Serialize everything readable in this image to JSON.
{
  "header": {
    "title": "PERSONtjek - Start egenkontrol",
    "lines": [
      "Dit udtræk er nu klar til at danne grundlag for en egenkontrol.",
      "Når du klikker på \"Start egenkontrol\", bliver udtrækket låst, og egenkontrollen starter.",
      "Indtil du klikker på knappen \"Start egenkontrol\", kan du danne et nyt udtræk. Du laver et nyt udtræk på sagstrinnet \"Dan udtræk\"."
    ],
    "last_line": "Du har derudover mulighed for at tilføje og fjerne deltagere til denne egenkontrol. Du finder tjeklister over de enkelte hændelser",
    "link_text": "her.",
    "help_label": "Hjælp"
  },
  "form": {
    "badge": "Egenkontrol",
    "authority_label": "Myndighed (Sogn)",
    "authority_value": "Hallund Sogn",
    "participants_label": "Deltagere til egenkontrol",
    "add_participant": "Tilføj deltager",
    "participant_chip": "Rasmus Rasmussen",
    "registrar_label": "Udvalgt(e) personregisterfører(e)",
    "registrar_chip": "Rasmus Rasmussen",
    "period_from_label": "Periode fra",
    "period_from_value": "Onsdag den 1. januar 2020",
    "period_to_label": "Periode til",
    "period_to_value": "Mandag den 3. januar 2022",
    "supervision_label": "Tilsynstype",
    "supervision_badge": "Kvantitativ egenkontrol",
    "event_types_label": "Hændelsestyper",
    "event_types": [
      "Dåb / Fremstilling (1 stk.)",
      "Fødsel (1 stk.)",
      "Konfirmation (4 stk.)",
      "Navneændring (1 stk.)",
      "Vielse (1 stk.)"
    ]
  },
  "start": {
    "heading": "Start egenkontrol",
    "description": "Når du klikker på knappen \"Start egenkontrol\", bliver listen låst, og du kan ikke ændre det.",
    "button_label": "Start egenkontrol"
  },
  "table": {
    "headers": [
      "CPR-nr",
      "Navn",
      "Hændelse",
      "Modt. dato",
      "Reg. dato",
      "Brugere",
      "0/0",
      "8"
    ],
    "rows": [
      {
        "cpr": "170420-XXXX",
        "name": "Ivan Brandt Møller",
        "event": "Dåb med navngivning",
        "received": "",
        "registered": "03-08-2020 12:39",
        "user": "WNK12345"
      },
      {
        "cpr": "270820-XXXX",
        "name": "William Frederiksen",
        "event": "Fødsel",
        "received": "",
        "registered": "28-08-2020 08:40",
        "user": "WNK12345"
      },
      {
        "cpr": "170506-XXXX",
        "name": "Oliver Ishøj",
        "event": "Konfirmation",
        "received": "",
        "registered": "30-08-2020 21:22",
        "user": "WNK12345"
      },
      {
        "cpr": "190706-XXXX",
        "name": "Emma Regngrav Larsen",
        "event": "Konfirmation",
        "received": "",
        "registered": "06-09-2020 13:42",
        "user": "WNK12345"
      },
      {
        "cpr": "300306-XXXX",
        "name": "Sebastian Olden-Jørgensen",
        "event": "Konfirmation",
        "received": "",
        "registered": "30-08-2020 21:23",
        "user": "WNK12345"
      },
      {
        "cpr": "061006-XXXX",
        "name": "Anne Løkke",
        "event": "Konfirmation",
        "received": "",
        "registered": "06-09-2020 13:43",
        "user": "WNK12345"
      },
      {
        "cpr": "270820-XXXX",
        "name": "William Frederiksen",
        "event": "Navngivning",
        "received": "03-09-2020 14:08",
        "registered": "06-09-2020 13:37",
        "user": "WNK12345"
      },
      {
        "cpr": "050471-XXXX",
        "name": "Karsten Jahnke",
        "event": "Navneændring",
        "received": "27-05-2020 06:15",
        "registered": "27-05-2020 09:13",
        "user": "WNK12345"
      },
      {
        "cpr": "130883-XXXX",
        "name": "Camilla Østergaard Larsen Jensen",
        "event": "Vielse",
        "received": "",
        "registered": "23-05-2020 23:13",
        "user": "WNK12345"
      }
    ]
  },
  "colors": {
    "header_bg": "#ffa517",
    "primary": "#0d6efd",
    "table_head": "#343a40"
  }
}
= = = = = = =
The records above are to be repeated exactly, in their entirety.

Serialize everything readable in this image to JSON.
{
  "header": {
    "title": "PERSONtjek - Start egenkontrol",
    "lines": [
      "Dit udtræk er nu klar til at danne grundlag for en egenkontrol.",
      "Når du klikker på \"Start egenkontrol\", bliver udtrækket låst, og egenkontrollen starter.",
      "Indtil du klikker på knappen \"Start egenkontrol\", kan du danne et nyt udtræk. Du laver et nyt udtræk på sagstrinnet \"Dan udtræk\"."
    ],
    "last_line": "Du har derudover mulighed for at tilføje og fjerne deltagere til denne egenkontrol. Du finder tjeklister over de enkelte hændelser",
    "link_text": "her.",
    "help_label": "Hjælp"
  },
  "form": {
    "badge": "Egenkontrol",
    "authority_label": "Myndighed (Sogn)",
    "authority_value": "Hallund Sogn",
    "participants_label": "Deltagere til egenkontrol",
    "add_participant": "Tilføj deltager",
    "participant_chip": "Rasmus Rasmussen",
    "registrar_label": "Udvalgt(e) personregisterfører(e)",
    "registrar_chip": "Rasmus Rasmussen",
    "period_from_label": "Periode fra",
    "period_from_value": "Onsdag den 1. januar 2020",
    "period_to_label": "Periode til",
    "period_to_value": "Mandag den 3. januar 2022",
    "supervision_label": "Tilsynstype",
    "supervision_badge": "Kvantitativ egenkontrol",
    "event_types_label": "Hændelsestyper",
    "event_types": [
      "Dåb / Fremstilling (1 stk.)",
      "Fødsel (1 stk.)",
      "Konfirmation (4 stk.)",
      "Navneændring (1 stk.)",
      "Vielse (1 stk.)"
    ]
  },
  "start": {
    "heading": "Start egenkontrol",
    "description": "Når du klikker på knappen \"Start egenkontrol\", bliver listen låst, og du kan ikke ændre det.",
    "button_label": "Start egenkontrol"
  },
  "table": {
    "headers": [
      "CPR-nr",
      "Navn",
      "Hændelse",
      "Modt. dato",
      "Reg. dato",
      "Brugere",
      "0/0",
      "8"
    ],
    "rows": [
      {
        "cpr": "170420-XXXX",
        "name": "Ivan Brandt Møller",
        "event": "Dåb med navngivning",
        "received": "",
        "registered": "03-08-2020 12:39",
        "user": "WNK12345"
      },
      {
        "cpr": "270820-XXXX",
        "name": "William Frederiksen",
        "event": "Fødsel",
        "received": "",
        "registered": "28-08-2020 08:40",
        "user": "WNK12345"
      },
      {
        "cpr": "170506-XXXX",
        "name": "Oliver Ishøj",
        "event": "Konfirmation",
        "received": "",
        "registered": "30-08-2020 21:22",
        "user": "WNK12345"
      },
      {
        "cpr": "190706-XXXX",
        "name": "Emma Regngrav Larsen",
        "event": "Konfirmation",
        "received": "",
        "registered": "06-09-2020 13:42",
        "user": "WNK12345"
      },
      {
        "cpr": "300306-XXXX",
        "name": "Sebastian Olden-Jørgensen",
        "event": "Konfirmation",
        "received": "",
        "registered": "30-08-2020 21:23",
        "user": "WNK12345"
      },
      {
        "cpr": "061006-XXXX",
        "name": "Anne Løkke",
        "event": "Konfirmation",
        "received": "",
        "registered": "06-09-2020 13:43",
        "user": "WNK12345"
      },
      {
        "cpr": "270820-XXXX",
        "name": "William Frederiksen",
        "event": "Navngivning",
        "received": "03-09-2020 14:08",
        "registered": "06-09-2020 13:37",
        "user": "WNK12345"
      },
      {
        "cpr": "050471-XXXX",
        "name": "Karsten Jahnke",
        "event": "Navneændring",
        "received": "27-05-2020 06:15",
        "registered": "27-05-2020 09:13",
        "user": "WNK12345"
      },
      {
        "cpr": "130883-XXXX",
        "name": "Camilla Østergaard Larsen Jensen",
        "event": "Vielse",
        "received": "",
        "registered": "23-05-2020 23:13",
        "user": "WNK12345"
      }
    ]
  },
  "colors": {
    "header_bg": "#ffa517",
    "primary": "#0d6efd",
    "table_head": "#343a40"
  }
}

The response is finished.